Figure collection entries:
--- --- ---

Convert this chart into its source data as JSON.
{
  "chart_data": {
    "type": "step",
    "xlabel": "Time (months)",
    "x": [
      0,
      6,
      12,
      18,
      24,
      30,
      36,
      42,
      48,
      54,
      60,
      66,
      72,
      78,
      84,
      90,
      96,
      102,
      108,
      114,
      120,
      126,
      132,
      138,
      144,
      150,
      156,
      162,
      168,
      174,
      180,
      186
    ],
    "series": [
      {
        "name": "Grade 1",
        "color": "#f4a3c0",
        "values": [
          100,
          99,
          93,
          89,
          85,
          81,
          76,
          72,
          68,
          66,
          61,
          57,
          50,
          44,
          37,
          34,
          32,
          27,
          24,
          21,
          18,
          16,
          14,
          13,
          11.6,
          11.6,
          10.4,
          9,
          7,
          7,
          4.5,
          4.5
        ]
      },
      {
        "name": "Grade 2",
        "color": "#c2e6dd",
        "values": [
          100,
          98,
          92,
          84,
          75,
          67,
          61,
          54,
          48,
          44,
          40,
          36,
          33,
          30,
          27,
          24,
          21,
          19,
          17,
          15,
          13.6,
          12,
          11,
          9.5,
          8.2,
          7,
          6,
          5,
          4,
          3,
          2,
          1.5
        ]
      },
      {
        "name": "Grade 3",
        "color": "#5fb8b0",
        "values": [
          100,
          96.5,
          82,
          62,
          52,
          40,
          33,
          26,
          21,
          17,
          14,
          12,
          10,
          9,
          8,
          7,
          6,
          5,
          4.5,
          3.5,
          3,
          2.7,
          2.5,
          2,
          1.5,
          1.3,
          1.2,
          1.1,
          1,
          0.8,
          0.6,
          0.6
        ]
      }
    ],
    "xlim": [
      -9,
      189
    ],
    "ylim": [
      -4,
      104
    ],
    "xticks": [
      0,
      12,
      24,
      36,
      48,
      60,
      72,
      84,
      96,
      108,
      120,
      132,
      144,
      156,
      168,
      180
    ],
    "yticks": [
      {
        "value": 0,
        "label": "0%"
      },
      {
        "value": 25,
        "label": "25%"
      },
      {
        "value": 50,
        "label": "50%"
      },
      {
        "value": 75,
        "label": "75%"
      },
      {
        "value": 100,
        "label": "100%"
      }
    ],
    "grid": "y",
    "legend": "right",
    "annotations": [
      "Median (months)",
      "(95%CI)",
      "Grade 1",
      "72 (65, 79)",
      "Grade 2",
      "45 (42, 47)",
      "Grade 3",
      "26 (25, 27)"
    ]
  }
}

--- --- ---

Copy out each line above, character for character.

> Answer to this exercise:
Convert this chart into its source data as JSON.
{
  "chart_data": {
    "type": "step",
    "xlabel": "Time (months)",
    "x": [
      0,
      6,
      12,
      18,
      24,
      30,
      36,
      42,
      48,
      54,
      60,
      66,
      72,
      78,
      84,
      90,
      96,
      102,
      108,
      114,
      120,
      126,
      132,
      138,
      144,
      150,
      156,
      162,
      168,
      174,
      180,
      186
    ],
    "series": [
      {
        "name": "Grade 1",
        "color": "#f4a3c0",
        "values": [
          100,
          99,
          93,
          89,
          85,
          81,
          76,
          72,
          68,
          66,
          61,
          57,
          50,
          44,
          37,
          34,
          32,
          27,
          24,
          21,
          18,
          16,
          14,
          13,
          11.6,
          11.6,
          10.4,
          9,
          7,
          7,
          4.5,
          4.5
        ]
      },
      {
        "name": "Grade 2",
        "color": "#c2e6dd",
        "values": [
          100,
          98,
          92,
          84,
          75,
          67,
          61,
          54,
          48,
          44,
          40,
          36,
          33,
          30,
          27,
          24,
          21,
          19,
          17,
          15,
          13.6,
          12,
          11,
          9.5,
          8.2,
          7,
          6,
          5,
          4,
          3,
          2,
          1.5
        ]
      },
      {
        "name": "Grade 3",
        "color": "#5fb8b0",
        "values": [
          100,
          96.5,
          82,
          62,
          52,
          40,
          33,
          26,
          21,
          17,
          14,
          12,
          10,
          9,
          8,
          7,
          6,
          5,
          4.5,
          3.5,
          3,
          2.7,
          2.5,
          2,
          1.5,
          1.3,
          1.2,
          1.1,
          1,
          0.8,
          0.6,
          0.6
        ]
      }
    ],
    "xlim": [
      -9,
      189
    ],
    "ylim": [
      -4,
      104
    ],
    "xticks": [
      0,
      12,
      24,
      36,
      48,
      60,
      72,
      84,
      96,
      108,
      120,
      132,
      144,
      156,
      168,
      180
    ],
    "yticks": [
      {
        "value": 0,
        "label": "0%"
      },
      {
        "value": 25,
        "label": "25%"
      },
      {
        "value": 50,
        "label": "50%"
      },
      {
        "value": 75,
        "label": "75%"
      },
      {
        "value": 100,
        "label": "100%"
      }
    ],
    "grid": "y",
    "legend": "right",
    "annotations": [
      "Median (months)",
      "(95%CI)",
      "Grade 1",
      "72 (65, 79)",
      "Grade 2",
      "45 (42, 47)",
      "Grade 3",
      "26 (25, 27)"
    ]
  }
}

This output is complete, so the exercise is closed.